REQUIREMENTS:
Print the data exactly as it is given, please.
+++ AVAILABLE DATA
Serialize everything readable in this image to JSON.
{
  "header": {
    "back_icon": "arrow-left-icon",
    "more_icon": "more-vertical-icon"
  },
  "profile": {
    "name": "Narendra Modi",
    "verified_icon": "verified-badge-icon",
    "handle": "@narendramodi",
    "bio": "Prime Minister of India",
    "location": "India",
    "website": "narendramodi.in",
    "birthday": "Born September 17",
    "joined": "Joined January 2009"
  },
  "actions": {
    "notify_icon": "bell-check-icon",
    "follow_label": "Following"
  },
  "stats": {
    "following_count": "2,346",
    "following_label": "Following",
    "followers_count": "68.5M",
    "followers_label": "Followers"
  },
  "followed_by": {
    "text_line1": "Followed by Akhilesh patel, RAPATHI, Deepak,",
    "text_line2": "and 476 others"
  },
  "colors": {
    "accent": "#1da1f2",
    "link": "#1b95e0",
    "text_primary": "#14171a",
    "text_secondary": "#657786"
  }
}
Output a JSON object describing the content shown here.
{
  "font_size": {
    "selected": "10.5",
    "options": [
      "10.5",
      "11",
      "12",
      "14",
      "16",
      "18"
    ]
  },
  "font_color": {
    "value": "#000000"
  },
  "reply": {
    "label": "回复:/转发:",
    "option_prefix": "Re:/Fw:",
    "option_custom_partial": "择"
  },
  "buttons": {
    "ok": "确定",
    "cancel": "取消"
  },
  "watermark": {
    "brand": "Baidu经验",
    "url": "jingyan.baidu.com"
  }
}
++++++
ANSWER TO THE PROBLEM:
Serialize everything readable in this image to JSON.
{
  "header": {
    "back_icon": "arrow-left-icon",
    "more_icon": "more-vertical-icon"
  },
  "profile": {
    "name": "Narendra Modi",
    "verified_icon": "verified-badge-icon",
    "handle": "@narendramodi",
    "bio": "Prime Minister of India",
    "location": "India",
    "website": "narendramodi.in",
    "birthday": "Born September 17",
    "joined": "Joined January 2009"
  },
  "actions": {
    "notify_icon": "bell-check-icon",
    "follow_label": "Following"
  },
  "stats": {
    "following_count": "2,346",
    "following_label": "Following",
    "followers_count": "68.5M",
    "followers_label": "Followers"
  },
  "followed_by": {
    "text_line1": "Followed by Akhilesh patel, RAPATHI, Deepak,",
    "text_line2": "and 476 others"
  },
  "colors": {
    "accent": "#1da1f2",
    "link": "#1b95e0",
    "text_primary": "#14171a",
    "text_secondary": "#657786"
  }
}
Output a JSON object describing the content shown here.
{
  "font_size": {
    "selected": "10.5",
    "options": [
      "10.5",
      "11",
      "12",
      "14",
      "16",
      "18"
    ]
  },
  "font_color": {
    "value": "#000000"
  },
  "reply": {
    "label": "回复:/转发:",
    "option_prefix": "Re:/Fw:",
    "option_custom_partial": "择"
  },
  "buttons": {
    "ok": "确定",
    "cancel": "取消"
  },
  "watermark": {
    "brand": "Baidu经验",
    "url": "jingyan.baidu.com"
  }
}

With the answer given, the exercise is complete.